[Figure data in JSON]
_ _ _

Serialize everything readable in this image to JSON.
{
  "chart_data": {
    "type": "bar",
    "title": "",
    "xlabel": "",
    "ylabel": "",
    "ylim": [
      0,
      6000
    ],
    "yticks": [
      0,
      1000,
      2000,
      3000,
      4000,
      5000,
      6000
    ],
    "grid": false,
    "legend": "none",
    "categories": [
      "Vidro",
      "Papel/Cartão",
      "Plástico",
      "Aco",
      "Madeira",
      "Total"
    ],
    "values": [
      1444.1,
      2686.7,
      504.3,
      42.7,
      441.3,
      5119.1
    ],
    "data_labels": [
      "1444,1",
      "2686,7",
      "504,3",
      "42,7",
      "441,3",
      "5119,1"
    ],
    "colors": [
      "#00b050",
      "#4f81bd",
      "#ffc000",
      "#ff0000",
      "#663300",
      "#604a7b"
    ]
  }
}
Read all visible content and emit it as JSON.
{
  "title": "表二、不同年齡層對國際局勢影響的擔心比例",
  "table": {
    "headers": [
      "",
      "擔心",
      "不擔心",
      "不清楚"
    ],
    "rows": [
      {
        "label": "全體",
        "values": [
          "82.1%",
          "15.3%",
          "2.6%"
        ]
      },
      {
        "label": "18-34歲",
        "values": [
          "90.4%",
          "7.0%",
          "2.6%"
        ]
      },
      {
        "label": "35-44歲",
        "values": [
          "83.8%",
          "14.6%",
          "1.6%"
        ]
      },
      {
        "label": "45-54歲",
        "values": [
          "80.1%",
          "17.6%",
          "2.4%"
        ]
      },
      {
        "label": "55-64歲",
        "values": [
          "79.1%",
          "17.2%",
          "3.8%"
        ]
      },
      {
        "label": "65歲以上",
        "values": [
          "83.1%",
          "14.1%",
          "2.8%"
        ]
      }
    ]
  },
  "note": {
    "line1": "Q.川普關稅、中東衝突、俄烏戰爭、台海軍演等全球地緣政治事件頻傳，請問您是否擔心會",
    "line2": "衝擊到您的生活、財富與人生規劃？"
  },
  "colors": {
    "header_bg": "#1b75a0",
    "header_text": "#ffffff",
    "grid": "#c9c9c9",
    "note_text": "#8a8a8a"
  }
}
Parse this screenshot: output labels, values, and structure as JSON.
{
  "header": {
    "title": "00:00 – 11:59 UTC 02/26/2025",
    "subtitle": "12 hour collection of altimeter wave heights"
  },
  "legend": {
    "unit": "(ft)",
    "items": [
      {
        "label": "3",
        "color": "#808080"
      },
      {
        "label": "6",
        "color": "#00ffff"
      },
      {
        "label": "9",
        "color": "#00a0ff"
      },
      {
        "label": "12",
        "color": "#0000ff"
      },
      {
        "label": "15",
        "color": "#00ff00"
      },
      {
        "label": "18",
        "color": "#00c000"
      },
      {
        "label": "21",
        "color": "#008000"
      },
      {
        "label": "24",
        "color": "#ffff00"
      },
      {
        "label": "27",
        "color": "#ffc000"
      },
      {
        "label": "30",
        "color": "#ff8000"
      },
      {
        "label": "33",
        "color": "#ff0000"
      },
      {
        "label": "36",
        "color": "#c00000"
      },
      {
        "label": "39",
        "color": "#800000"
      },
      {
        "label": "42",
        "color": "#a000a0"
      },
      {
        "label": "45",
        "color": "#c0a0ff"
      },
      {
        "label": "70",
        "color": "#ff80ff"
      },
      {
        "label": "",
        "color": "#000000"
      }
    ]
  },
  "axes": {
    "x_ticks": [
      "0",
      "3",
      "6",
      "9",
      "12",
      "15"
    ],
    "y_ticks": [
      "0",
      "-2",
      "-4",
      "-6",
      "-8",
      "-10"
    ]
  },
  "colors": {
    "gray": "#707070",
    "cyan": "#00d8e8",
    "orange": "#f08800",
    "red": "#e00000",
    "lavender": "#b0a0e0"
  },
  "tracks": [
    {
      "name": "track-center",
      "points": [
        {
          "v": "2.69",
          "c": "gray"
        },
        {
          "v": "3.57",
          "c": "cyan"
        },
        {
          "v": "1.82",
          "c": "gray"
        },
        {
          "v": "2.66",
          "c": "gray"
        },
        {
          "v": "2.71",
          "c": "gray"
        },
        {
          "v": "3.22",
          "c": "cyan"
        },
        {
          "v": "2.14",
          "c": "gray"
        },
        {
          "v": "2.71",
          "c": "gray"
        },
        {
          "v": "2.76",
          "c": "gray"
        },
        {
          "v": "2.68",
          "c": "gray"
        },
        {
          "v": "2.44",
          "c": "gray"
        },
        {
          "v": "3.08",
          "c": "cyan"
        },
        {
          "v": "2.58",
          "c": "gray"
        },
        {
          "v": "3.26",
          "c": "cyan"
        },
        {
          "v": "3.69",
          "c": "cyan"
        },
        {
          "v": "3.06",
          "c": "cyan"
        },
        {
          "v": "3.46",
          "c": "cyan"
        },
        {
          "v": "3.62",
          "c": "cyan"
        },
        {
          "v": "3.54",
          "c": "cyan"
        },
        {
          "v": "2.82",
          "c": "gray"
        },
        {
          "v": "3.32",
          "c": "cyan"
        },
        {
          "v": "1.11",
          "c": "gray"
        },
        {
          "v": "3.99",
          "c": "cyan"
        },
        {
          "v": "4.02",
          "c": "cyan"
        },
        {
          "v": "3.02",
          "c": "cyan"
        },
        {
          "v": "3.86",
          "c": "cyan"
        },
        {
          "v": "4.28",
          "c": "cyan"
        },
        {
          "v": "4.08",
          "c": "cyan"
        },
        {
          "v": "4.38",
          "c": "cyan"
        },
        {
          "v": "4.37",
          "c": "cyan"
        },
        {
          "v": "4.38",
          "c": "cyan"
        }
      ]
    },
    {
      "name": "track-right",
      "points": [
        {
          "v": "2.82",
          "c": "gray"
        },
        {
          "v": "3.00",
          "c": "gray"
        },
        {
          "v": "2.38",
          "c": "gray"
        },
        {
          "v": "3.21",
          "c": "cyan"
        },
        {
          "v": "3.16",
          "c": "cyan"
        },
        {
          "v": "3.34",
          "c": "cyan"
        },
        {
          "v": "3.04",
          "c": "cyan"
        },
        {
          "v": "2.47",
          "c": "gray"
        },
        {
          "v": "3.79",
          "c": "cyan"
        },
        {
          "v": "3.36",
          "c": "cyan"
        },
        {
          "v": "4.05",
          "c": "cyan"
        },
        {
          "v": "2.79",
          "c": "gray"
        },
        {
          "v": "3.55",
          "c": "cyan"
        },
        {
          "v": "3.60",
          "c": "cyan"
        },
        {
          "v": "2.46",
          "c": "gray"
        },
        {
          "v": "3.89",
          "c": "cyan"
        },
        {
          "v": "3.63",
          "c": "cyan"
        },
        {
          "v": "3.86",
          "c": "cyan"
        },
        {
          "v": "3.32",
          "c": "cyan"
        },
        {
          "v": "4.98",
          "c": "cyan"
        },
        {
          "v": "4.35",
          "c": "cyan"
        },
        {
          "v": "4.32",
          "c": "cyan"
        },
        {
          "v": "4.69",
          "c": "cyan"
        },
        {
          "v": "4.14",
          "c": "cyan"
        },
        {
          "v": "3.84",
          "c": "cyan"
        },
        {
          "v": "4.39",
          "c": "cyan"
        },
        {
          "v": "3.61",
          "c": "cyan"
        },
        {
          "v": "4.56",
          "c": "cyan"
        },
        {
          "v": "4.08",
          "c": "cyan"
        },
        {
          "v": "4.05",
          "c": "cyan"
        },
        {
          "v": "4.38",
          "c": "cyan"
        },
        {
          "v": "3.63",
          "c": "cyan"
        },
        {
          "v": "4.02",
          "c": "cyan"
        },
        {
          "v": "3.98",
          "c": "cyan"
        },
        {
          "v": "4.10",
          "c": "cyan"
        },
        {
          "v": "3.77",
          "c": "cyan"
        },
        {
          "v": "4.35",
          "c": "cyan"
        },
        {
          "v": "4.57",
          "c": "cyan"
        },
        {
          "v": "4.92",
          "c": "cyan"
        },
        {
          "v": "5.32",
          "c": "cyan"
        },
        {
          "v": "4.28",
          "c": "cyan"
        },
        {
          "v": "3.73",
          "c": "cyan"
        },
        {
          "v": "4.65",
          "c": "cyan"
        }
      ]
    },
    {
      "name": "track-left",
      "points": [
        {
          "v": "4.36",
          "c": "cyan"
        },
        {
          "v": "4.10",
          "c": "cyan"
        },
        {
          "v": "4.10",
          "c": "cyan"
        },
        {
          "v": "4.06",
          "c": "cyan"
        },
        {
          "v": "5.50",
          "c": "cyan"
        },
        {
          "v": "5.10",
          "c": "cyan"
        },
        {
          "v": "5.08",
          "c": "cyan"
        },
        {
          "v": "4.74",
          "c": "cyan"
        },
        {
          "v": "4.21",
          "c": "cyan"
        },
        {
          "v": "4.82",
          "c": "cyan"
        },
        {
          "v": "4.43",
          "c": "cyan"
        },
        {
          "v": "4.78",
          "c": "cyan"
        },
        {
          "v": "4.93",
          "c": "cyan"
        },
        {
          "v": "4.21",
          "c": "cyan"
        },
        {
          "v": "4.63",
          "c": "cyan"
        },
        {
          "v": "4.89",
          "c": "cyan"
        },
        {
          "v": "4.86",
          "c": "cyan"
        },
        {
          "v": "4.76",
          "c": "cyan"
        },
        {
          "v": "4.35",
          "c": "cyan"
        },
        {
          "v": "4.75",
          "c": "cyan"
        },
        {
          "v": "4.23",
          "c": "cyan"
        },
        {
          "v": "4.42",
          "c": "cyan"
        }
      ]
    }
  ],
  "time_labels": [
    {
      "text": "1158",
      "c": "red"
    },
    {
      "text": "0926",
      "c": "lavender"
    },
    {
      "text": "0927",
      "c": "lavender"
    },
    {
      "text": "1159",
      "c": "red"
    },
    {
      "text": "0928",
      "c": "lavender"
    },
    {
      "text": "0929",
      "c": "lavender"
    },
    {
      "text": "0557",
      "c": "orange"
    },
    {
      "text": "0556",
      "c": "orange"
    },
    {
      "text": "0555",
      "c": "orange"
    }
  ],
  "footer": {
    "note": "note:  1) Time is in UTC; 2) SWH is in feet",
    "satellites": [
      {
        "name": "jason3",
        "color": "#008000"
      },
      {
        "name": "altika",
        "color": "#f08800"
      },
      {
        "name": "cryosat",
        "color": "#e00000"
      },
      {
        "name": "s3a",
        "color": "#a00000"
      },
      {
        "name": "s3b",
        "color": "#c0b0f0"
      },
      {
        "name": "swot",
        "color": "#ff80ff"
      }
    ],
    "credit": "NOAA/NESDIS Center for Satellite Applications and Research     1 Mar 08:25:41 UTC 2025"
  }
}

_ _ _

▶ _REQUIREMENT_:
Filter lines by "name" and return each hit.

▶ _COMPLETED EXERCISE_:
      "name": "track-center",
      "name": "track-right",
      "name": "track-left",
        "name": "jason3",
        "name": "altika",
        "name": "cryosat",
        "name": "s3a",
        "name": "s3b",
        "name": "swot",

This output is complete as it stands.